Input rows
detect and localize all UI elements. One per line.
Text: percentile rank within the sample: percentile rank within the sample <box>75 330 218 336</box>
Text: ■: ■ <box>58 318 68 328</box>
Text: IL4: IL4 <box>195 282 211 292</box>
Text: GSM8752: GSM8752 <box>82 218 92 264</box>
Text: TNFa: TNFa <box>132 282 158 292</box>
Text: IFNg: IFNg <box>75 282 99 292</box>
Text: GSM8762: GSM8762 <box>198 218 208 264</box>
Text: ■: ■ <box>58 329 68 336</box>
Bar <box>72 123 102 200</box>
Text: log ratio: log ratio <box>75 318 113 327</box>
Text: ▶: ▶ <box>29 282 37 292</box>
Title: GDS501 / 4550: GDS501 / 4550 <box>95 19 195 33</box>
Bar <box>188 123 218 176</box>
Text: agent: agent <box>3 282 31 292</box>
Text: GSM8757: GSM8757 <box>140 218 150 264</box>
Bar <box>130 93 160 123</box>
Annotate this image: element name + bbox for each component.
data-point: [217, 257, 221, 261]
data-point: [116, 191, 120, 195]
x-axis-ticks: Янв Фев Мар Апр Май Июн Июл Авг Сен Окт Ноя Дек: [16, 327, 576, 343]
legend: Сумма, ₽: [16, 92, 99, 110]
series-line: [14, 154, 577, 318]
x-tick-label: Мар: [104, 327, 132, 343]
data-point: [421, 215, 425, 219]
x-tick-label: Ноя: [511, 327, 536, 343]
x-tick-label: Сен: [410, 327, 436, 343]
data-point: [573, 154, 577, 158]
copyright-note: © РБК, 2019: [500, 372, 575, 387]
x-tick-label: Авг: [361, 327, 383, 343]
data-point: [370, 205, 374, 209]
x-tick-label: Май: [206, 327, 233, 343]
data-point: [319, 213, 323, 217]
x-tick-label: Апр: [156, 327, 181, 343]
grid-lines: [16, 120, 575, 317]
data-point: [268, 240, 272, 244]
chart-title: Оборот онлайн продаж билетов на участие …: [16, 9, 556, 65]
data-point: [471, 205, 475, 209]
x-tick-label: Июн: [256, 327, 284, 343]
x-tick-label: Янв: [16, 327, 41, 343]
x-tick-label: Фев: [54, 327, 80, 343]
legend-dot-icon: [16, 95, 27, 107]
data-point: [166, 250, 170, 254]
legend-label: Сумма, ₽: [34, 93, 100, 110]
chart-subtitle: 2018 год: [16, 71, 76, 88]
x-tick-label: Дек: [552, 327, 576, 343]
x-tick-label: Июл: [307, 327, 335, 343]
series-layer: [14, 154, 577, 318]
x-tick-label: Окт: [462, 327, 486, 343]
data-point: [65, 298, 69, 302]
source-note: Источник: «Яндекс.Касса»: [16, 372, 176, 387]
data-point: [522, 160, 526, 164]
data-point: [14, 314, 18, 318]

Task requirements
Please lay out the lines above as a Markdown table with two columns, Row and Line, giving each row a number and leaving out any blank lines.

Problem solution
| Row | Line |
|---|---|
| 1 | detect and localize all UI elements. One per line. |
| 2 | Text: percentile rank within the sample: percentile rank within the sample <box>75 330 218 336</box> |
| 3 | Text: ■: ■ <box>58 318 68 328</box> |
| 4 | Text: IL4: IL4 <box>195 282 211 292</box> |
| 5 | Text: GSM8752: GSM8752 <box>82 218 92 264</box> |
| 6 | Text: TNFa: TNFa <box>132 282 158 292</box> |
| 7 | Text: IFNg: IFNg <box>75 282 99 292</box> |
| 8 | Text: GSM8762: GSM8762 <box>198 218 208 264</box> |
| 9 | Text: ■: ■ <box>58 329 68 336</box> |
| 10 | Bar <box>72 123 102 200</box> |
| 11 | Text: log ratio: log ratio <box>75 318 113 327</box> |
| 12 | Text: ▶: ▶ <box>29 282 37 292</box> |
| 13 | Title: GDS501 / 4550: GDS501 / 4550 <box>95 19 195 33</box> |
| 14 | Bar <box>188 123 218 176</box> |
| 15 | Text: agent: agent <box>3 282 31 292</box> |
| 16 | Text: GSM8757: GSM8757 <box>140 218 150 264</box> |
| 17 | Bar <box>130 93 160 123</box> |
| 18 | Annotate this image: element name + bbox for each component. |
| 19 | data-point: [217, 257, 221, 261] |
| 20 | data-point: [116, 191, 120, 195] |
| 21 | x-axis-ticks: Янв Фев Мар Апр Май Июн Июл Авг Сен Окт Ноя Дек: [16, 327, 576, 343] |
| 22 | legend: Сумма, ₽: [16, 92, 99, 110] |
| 23 | series-line: [14, 154, 577, 318] |
| 24 | x-tick-label: Мар: [104, 327, 132, 343] |
| 25 | data-point: [421, 215, 425, 219] |
| 26 | x-tick-label: Ноя: [511, 327, 536, 343] |
| 27 | x-tick-label: Сен: [410, 327, 436, 343] |
| 28 | data-point: [573, 154, 577, 158] |
| 29 | copyright-note: © РБК, 2019: [500, 372, 575, 387] |
| 30 | x-tick-label: Авг: [361, 327, 383, 343] |
| 31 | data-point: [370, 205, 374, 209] |
| 32 | x-tick-label: Май: [206, 327, 233, 343] |
| 33 | data-point: [319, 213, 323, 217] |
| 34 | x-tick-label: Апр: [156, 327, 181, 343] |
| 35 | grid-lines: [16, 120, 575, 317] |
| 36 | data-point: [268, 240, 272, 244] |
| 37 | chart-title: Оборот онлайн продаж билетов на участие …: [16, 9, 556, 65] |
| 38 | data-point: [471, 205, 475, 209] |
| 39 | x-tick-label: Июн: [256, 327, 284, 343] |
| 40 | x-tick-label: Янв: [16, 327, 41, 343] |
| 41 | x-tick-label: Фев: [54, 327, 80, 343] |
| 42 | legend-dot-icon: [16, 95, 27, 107] |
| 43 | data-point: [166, 250, 170, 254] |
| 44 | legend-label: Сумма, ₽: [34, 93, 100, 110] |
| 45 | chart-subtitle: 2018 год: [16, 71, 76, 88] |
| 46 | x-tick-label: Дек: [552, 327, 576, 343] |
| 47 | x-tick-label: Июл: [307, 327, 335, 343] |
| 48 | series-layer: [14, 154, 577, 318] |
| 49 | x-tick-label: Окт: [462, 327, 486, 343] |
| 50 | data-point: [65, 298, 69, 302] |
| 51 | source-note: Источник: «Яндекс.Касса»: [16, 372, 176, 387] |
| 52 | data-point: [522, 160, 526, 164] |
| 53 | data-point: [14, 314, 18, 318] |